DIRECTIVE »
Extract each record and reproduce it exactly.

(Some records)
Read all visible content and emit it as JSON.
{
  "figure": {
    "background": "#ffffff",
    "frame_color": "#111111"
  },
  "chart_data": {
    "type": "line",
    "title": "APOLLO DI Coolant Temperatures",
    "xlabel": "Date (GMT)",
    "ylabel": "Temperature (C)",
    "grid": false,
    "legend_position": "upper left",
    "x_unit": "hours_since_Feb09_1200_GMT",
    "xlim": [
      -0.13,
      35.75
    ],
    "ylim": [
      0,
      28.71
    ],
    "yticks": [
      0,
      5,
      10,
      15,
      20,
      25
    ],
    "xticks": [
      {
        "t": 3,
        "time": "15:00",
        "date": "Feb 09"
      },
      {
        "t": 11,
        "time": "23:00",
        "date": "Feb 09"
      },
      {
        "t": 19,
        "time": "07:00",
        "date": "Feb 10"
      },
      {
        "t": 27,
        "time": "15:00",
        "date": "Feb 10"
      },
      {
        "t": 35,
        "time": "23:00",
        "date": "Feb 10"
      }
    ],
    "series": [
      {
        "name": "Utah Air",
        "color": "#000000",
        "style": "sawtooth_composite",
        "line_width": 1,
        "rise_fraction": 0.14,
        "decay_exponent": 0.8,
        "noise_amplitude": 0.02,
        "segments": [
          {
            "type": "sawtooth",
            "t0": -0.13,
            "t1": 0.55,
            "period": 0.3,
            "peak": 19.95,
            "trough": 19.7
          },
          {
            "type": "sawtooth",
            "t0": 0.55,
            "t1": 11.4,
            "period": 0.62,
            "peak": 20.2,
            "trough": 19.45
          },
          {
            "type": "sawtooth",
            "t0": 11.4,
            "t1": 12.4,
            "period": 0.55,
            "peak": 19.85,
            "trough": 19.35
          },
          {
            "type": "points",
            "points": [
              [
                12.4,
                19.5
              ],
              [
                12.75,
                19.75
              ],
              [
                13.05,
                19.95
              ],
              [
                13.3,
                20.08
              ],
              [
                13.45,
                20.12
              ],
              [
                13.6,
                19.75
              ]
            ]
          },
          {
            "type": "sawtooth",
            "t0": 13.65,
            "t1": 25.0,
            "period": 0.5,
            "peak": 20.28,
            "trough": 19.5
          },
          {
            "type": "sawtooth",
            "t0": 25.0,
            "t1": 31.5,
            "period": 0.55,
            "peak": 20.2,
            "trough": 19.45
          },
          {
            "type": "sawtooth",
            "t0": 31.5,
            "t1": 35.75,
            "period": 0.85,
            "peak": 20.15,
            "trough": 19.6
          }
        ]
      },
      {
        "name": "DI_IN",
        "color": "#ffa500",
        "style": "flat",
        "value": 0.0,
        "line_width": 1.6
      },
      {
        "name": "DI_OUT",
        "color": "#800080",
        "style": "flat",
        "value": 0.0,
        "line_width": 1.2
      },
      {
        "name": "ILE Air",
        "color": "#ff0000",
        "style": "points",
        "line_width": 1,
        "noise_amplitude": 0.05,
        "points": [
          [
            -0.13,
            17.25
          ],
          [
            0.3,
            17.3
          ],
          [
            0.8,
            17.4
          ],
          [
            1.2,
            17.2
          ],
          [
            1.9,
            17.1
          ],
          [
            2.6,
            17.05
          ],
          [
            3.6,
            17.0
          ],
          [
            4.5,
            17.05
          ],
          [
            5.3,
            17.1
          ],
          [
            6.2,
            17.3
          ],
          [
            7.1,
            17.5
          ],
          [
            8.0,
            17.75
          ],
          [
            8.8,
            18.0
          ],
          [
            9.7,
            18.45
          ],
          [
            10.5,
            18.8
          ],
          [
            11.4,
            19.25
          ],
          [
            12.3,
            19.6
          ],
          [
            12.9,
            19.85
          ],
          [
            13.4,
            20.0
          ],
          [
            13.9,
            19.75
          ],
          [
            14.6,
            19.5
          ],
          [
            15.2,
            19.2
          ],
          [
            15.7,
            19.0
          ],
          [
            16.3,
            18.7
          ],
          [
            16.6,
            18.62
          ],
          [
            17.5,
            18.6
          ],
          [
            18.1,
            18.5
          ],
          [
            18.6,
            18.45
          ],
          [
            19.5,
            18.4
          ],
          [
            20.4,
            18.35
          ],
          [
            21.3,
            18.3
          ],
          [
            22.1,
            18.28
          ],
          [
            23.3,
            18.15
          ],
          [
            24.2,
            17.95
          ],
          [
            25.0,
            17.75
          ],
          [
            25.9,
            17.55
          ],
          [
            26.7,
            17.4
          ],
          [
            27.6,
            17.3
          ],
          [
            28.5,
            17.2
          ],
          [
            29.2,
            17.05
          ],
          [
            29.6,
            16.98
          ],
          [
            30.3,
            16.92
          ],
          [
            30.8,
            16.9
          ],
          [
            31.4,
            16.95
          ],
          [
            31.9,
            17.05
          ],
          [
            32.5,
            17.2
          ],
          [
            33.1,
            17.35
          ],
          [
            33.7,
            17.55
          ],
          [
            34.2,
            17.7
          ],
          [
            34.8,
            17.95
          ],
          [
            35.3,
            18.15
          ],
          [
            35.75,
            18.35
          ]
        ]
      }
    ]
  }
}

TASK RESPONSE »
Read all visible content and emit it as JSON.
{
  "figure": {
    "background": "#ffffff",
    "frame_color": "#111111"
  },
  "chart_data": {
    "type": "line",
    "title": "APOLLO DI Coolant Temperatures",
    "xlabel": "Date (GMT)",
    "ylabel": "Temperature (C)",
    "grid": false,
    "legend_position": "upper left",
    "x_unit": "hours_since_Feb09_1200_GMT",
    "xlim": [
      -0.13,
      35.75
    ],
    "ylim": [
      0,
      28.71
    ],
    "yticks": [
      0,
      5,
      10,
      15,
      20,
      25
    ],
    "xticks": [
      {
        "t": 3,
        "time": "15:00",
        "date": "Feb 09"
      },
      {
        "t": 11,
        "time": "23:00",
        "date": "Feb 09"
      },
      {
        "t": 19,
        "time": "07:00",
        "date": "Feb 10"
      },
      {
        "t": 27,
        "time": "15:00",
        "date": "Feb 10"
      },
      {
        "t": 35,
        "time": "23:00",
        "date": "Feb 10"
      }
    ],
    "series": [
      {
        "name": "Utah Air",
        "color": "#000000",
        "style": "sawtooth_composite",
        "line_width": 1,
        "rise_fraction": 0.14,
        "decay_exponent": 0.8,
        "noise_amplitude": 0.02,
        "segments": [
          {
            "type": "sawtooth",
            "t0": -0.13,
            "t1": 0.55,
            "period": 0.3,
            "peak": 19.95,
            "trough": 19.7
          },
          {
            "type": "sawtooth",
            "t0": 0.55,
            "t1": 11.4,
            "period": 0.62,
            "peak": 20.2,
            "trough": 19.45
          },
          {
            "type": "sawtooth",
            "t0": 11.4,
            "t1": 12.4,
            "period": 0.55,
            "peak": 19.85,
            "trough": 19.35
          },
          {
            "type": "points",
            "points": [
              [
                12.4,
                19.5
              ],
              [
                12.75,
                19.75
              ],
              [
                13.05,
                19.95
              ],
              [
                13.3,
                20.08
              ],
              [
                13.45,
                20.12
              ],
              [
                13.6,
                19.75
              ]
            ]
          },
          {
            "type": "sawtooth",
            "t0": 13.65,
            "t1": 25.0,
            "period": 0.5,
            "peak": 20.28,
            "trough": 19.5
          },
          {
            "type": "sawtooth",
            "t0": 25.0,
            "t1": 31.5,
            "period": 0.55,
            "peak": 20.2,
            "trough": 19.45
          },
          {
            "type": "sawtooth",
            "t0": 31.5,
            "t1": 35.75,
            "period": 0.85,
            "peak": 20.15,
            "trough": 19.6
          }
        ]
      },
      {
        "name": "DI_IN",
        "color": "#ffa500",
        "style": "flat",
        "value": 0.0,
        "line_width": 1.6
      },
      {
        "name": "DI_OUT",
        "color": "#800080",
        "style": "flat",
        "value": 0.0,
        "line_width": 1.2
      },
      {
        "name": "ILE Air",
        "color": "#ff0000",
        "style": "points",
        "line_width": 1,
        "noise_amplitude": 0.05,
        "points": [
          [
            -0.13,
            17.25
          ],
          [
            0.3,
            17.3
          ],
          [
            0.8,
            17.4
          ],
          [
            1.2,
            17.2
          ],
          [
            1.9,
            17.1
          ],
          [
            2.6,
            17.05
          ],
          [
            3.6,
            17.0
          ],
          [
            4.5,
            17.05
          ],
          [
            5.3,
            17.1
          ],
          [
            6.2,
            17.3
          ],
          [
            7.1,
            17.5
          ],
          [
            8.0,
            17.75
          ],
          [
            8.8,
            18.0
          ],
          [
            9.7,
            18.45
          ],
          [
            10.5,
            18.8
          ],
          [
            11.4,
            19.25
          ],
          [
            12.3,
            19.6
          ],
          [
            12.9,
            19.85
          ],
          [
            13.4,
            20.0
          ],
          [
            13.9,
            19.75
          ],
          [
            14.6,
            19.5
          ],
          [
            15.2,
            19.2
          ],
          [
            15.7,
            19.0
          ],
          [
            16.3,
            18.7
          ],
          [
            16.6,
            18.62
          ],
          [
            17.5,
            18.6
          ],
          [
            18.1,
            18.5
          ],
          [
            18.6,
            18.45
          ],
          [
            19.5,
            18.4
          ],
          [
            20.4,
            18.35
          ],
          [
            21.3,
            18.3
          ],
          [
            22.1,
            18.28
          ],
          [
            23.3,
            18.15
          ],
          [
            24.2,
            17.95
          ],
          [
            25.0,
            17.75
          ],
          [
            25.9,
            17.55
          ],
          [
            26.7,
            17.4
          ],
          [
            27.6,
            17.3
          ],
          [
            28.5,
            17.2
          ],
          [
            29.2,
            17.05
          ],
          [
            29.6,
            16.98
          ],
          [
            30.3,
            16.92
          ],
          [
            30.8,
            16.9
          ],
          [
            31.4,
            16.95
          ],
          [
            31.9,
            17.05
          ],
          [
            32.5,
            17.2
          ],
          [
            33.1,
            17.35
          ],
          [
            33.7,
            17.55
          ],
          [
            34.2,
            17.7
          ],
          [
            34.8,
            17.95
          ],
          [
            35.3,
            18.15
          ],
          [
            35.75,
            18.35
          ]
        ]
      }
    ]
  }
}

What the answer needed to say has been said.